■ 原文
────────────────

通知・通達

消防危第16号 危険物の規制に関する政令の一部を改正する政令の施行について(平成10年2月25日)

消防危第16号
平成10年2月25日


各都道府県知事
  殿



消防庁次長     

危険物の規制に関する政令の一部を改正する政令の施行について(通知)


 危険物の規制に関する政令の一部を改正する政令(平成10年政令第31号)が、本日公布され、原則として平成10年3月16日(一部の事項については平成10年4月1日又は平成11年10月1日)から施行されることとされた。
 今回の改正は、製造所又は一般取扱所の危険物を取り扱うタンク及び製造所等の危険物を取り扱う配管の位置、構造及び設備の技術上の基準、給油取扱所に係る位置、構造及び設備の技術上の基準並びに取扱いの技術上の基準並びに一般取扱所の位置、構造及び設備の技術上の基準について新たな規定の整備等を図ること、特定屋外タンク貯蔵所の設備について耐震対策上一層の安全の確保を図るため新たな技術上の基準を定めること、製造所等の位置、構造及び設備の技術上の基準等に使用される計量単位を国際単位系に係る計量単位に改めること等をその内容とするものである。
 貴職におかれては、下記事項に十分留意の上、その運用に遺憾のないよう配慮されるとともに、貴管下市町村に対してもこの旨示達の上、よろしく御指導願いたい。
 なお、本通達中においては、法令名について次のとおり略称を用いたので承知されたい。
 消防法(昭和23年法律第186号)……法
 危険物の規制に関する政令の一部を改正する政令……改正令
 改正令による改正前の危険物の規制に関する政令(昭和34年政令第306号)……旧令
 改正令による改正後の危険物の規制に関する政令……令
 危険物の規制に関する規則(昭和34年総理府令第55号)……規則




第1 製造所又は一般取扱所の危険物を取り扱うタンクに関する事項

 1 容量の算定方法に関する事項
 従来から、製造所等の危険物を貯蔵し、又は取り扱うタンクの容量は、規則で定める計算方法に従ってそれぞれ算出される内容積から空間容積を差し引いた容積とすること(令第5条第2項)とされているが、今回の改正により、製造所又は一般取扱所の危険物を取り扱うタンク(以下「20号タンク」という。)の容量について、その形態に応じた算定方法が定められたこと。

────────────────

■ 提供資料
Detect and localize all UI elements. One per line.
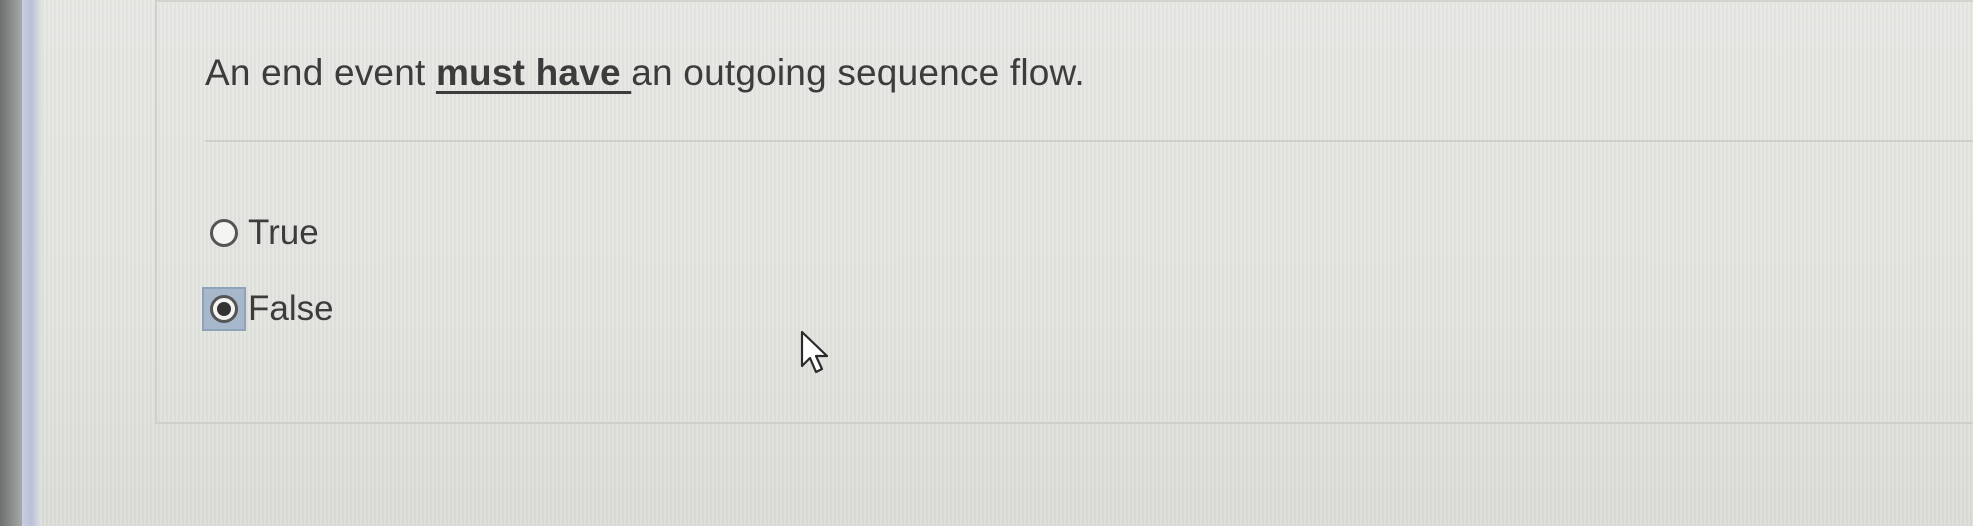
radio-true[interactable] xyxy=(210,219,238,247)
radio-false[interactable] xyxy=(210,295,238,323)
question-text-after: an outgoing sequence flow. xyxy=(631,52,1085,93)
scrollbar-edge xyxy=(22,0,42,526)
question-prompt: An end event must have an outgoing seque… xyxy=(205,52,1085,94)
question-divider xyxy=(205,140,1973,142)
quiz-page: An end event must have an outgoing seque… xyxy=(0,0,1973,526)
radio-false-wrap[interactable] xyxy=(202,287,246,331)
radio-selected-dot xyxy=(217,302,231,316)
radio-true-wrap[interactable] xyxy=(202,211,246,255)
option-false[interactable]: False xyxy=(202,284,334,334)
option-true[interactable]: True xyxy=(210,208,319,258)
window-frame-left xyxy=(0,0,22,526)
option-true-label[interactable]: True xyxy=(248,213,319,253)
question-emphasis: must have xyxy=(435,52,632,93)
option-false-label[interactable]: False xyxy=(248,289,334,329)
question-text-before: An end event xyxy=(205,52,436,93)
mouse-pointer-icon xyxy=(800,330,829,374)
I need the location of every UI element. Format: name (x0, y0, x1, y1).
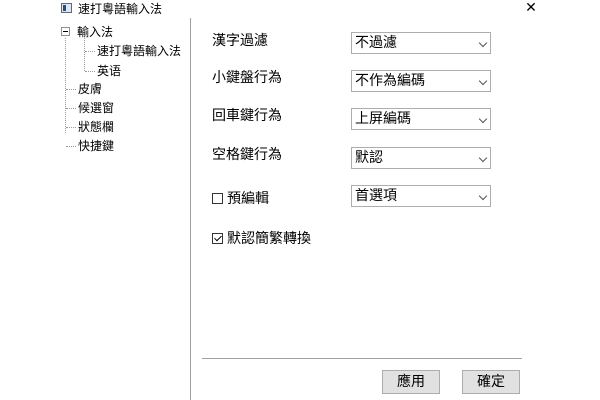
keypad-behavior-label: 小鍵盤行為 (212, 70, 282, 86)
tree-item-candidate-window[interactable]: 候選窗 (78, 101, 114, 115)
space-behavior-select[interactable]: 默認 (351, 147, 491, 169)
tree-connector (85, 51, 95, 52)
tree-connector (66, 108, 76, 109)
han-filter-value: 不過濾 (355, 35, 397, 51)
pre-edit-select[interactable]: 首選項 (351, 185, 491, 207)
tree-item-input-method[interactable]: 輸入法 (77, 25, 113, 39)
ok-button[interactable]: 確定 (462, 370, 520, 394)
han-filter-label: 漢字過濾 (212, 33, 268, 49)
tree-connector (66, 127, 76, 128)
space-behavior-label: 空格鍵行為 (212, 147, 282, 163)
enter-behavior-label: 回車鍵行為 (212, 108, 282, 124)
tree-connector (66, 146, 76, 147)
enter-behavior-value: 上屏編碼 (355, 111, 411, 127)
simp-trad-convert-checkbox[interactable] (212, 233, 223, 244)
apply-button[interactable]: 應用 (382, 370, 440, 394)
tree-item-cantonese-ime[interactable]: 速打粵語輸入法 (97, 44, 181, 58)
tree-item-english[interactable]: 英语 (97, 64, 121, 78)
pre-edit-label: 預編輯 (227, 191, 269, 207)
panel-divider (190, 18, 191, 400)
tree-connector (85, 71, 95, 72)
han-filter-select[interactable]: 不過濾 (351, 32, 491, 54)
tree-connector (66, 89, 76, 90)
settings-tree: 輸入法 速打粵語輸入法 英语 皮膚 候選窗 狀態欄 快捷鍵 (58, 24, 190, 400)
tree-item-status-bar[interactable]: 狀態欄 (78, 120, 114, 134)
enter-behavior-select[interactable]: 上屏編碼 (351, 108, 491, 130)
keypad-behavior-select[interactable]: 不作為編碼 (351, 70, 491, 92)
chevron-down-icon (478, 38, 488, 48)
collapse-icon[interactable] (61, 27, 70, 36)
tree-connector (84, 38, 85, 71)
keypad-behavior-value: 不作為編碼 (355, 73, 425, 89)
tree-connector (65, 38, 66, 133)
chevron-down-icon (478, 153, 488, 163)
app-icon (61, 3, 72, 13)
close-button[interactable]: ✕ (520, 0, 542, 18)
simp-trad-convert-label: 默認簡繁轉換 (227, 231, 311, 247)
chevron-down-icon (478, 191, 488, 201)
window-title: 速打粵語輸入法 (78, 2, 163, 16)
footer-divider (202, 358, 522, 359)
pre-edit-checkbox[interactable] (212, 193, 223, 204)
title-bar: 速打粵語輸入法 ✕ (0, 0, 600, 18)
pre-edit-value: 首選項 (355, 188, 397, 204)
chevron-down-icon (478, 76, 488, 86)
chevron-down-icon (478, 114, 488, 124)
tree-item-shortcuts[interactable]: 快捷鍵 (78, 139, 114, 153)
tree-item-skin[interactable]: 皮膚 (78, 82, 102, 96)
space-behavior-value: 默認 (355, 150, 383, 166)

────────────────

■ 課題
1. 原文の「危険物の規制に関する政令の一部を改正する政令(平成10年」で始まり「をその内容とするものである。」までの部分を、一字一句変えずに書き写しなさい。
2. 原文の次の一文を英語に訳しなさい。「なお、本通達中においては、法令名について次のとおり略称を用いたので承知されたい。」
資料を使わなくても解答できます。

■ 解答例
1.
危険物の規制に関する政令の一部を改正する政令(平成10年政令第31号)が、本日公布され、原則として平成10年3月16日(一部の事項については平成10年4月1日又は平成11年10月1日)から施行されることとされた。
 今回の改正は、製造所又は一般取扱所の危険物を取り扱うタンク及び製造所等の危険物を取り扱う配管の位置、構造及び設備の技術上の基準、給油取扱所に係る位置、構造及び設備の技術上の基準並びに取扱いの技術上の基準並びに一般取扱所の位置、構造及び設備の技術上の基準について新たな規定の整備等を図ること、特定屋外タンク貯蔵所の設備について耐震対策上一層の安全の確保を図るため新たな技術上の基準を定めること、製造所等の位置、構造及び設備の技術上の基準等に使用される計量単位を国際単位系に係る計量単位に改めること等をその内容とするものである。

2. Please note that the following abbreviations are used for the names of laws and regulations in this notice.